● Exercise description: Which lines include the word "cada"? Copy each of them.

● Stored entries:
"""

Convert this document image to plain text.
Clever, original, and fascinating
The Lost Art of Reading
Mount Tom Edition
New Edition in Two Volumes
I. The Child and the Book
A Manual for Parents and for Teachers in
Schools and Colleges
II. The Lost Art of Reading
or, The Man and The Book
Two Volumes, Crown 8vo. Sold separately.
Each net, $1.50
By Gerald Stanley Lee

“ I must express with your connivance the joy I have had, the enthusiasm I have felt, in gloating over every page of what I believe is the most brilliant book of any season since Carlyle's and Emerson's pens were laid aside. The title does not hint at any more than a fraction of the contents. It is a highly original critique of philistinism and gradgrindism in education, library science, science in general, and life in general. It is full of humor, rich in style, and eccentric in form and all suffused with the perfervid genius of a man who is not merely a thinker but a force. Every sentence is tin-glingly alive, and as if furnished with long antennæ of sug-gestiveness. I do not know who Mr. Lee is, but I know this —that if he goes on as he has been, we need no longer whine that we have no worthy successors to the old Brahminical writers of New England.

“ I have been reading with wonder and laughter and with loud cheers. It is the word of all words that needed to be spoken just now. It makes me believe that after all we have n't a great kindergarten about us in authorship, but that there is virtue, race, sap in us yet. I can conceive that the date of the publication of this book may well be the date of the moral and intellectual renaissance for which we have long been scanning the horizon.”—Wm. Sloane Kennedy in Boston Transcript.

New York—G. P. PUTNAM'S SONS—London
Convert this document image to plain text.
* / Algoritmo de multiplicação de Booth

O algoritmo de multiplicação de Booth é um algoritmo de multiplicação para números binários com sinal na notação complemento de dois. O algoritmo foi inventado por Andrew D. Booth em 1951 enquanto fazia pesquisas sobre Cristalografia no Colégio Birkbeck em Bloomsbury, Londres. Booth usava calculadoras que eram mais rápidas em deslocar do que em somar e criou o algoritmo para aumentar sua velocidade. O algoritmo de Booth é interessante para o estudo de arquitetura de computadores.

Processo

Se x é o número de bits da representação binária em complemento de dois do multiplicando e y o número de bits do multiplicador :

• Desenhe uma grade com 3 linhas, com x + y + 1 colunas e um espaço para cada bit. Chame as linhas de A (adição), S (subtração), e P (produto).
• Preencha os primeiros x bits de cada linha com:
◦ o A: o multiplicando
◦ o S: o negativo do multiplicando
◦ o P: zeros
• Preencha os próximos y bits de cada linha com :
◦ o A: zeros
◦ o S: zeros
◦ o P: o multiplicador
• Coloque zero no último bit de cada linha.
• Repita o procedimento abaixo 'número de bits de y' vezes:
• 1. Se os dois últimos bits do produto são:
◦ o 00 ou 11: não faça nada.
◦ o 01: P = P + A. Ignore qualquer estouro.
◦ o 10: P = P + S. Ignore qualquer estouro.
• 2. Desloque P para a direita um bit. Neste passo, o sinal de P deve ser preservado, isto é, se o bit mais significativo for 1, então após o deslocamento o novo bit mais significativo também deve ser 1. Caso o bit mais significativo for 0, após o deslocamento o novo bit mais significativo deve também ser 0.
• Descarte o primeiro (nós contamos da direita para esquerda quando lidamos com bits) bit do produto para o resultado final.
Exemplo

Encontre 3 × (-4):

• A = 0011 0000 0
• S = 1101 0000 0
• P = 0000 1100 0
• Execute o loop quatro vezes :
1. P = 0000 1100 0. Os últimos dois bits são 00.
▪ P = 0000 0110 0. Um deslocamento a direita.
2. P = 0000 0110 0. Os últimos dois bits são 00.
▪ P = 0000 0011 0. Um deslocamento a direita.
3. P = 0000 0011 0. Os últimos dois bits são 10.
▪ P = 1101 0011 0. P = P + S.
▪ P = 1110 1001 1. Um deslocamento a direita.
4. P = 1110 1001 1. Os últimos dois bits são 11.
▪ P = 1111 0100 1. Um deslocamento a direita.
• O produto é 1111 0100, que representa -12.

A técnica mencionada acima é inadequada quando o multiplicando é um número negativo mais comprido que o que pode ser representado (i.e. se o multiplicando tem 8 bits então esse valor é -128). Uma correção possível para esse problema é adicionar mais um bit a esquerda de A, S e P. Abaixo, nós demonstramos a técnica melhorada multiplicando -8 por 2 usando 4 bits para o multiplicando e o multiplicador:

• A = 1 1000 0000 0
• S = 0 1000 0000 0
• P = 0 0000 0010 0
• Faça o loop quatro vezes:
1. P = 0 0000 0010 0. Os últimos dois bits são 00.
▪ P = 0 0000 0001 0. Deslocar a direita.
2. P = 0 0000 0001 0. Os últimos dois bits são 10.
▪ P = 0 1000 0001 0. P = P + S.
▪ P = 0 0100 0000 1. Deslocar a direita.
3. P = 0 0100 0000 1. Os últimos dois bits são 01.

"""

● Result of this task:
• Desenhe uma grade com 3 linhas, com x + y + 1 colunas e um espaço para cada bit. Chame as linhas de A (adição), S (subtração), e P (produto).
• Preencha os primeiros x bits de cada linha com:
• Preencha os próximos y bits de cada linha com :
• Coloque zero no último bit de cada linha.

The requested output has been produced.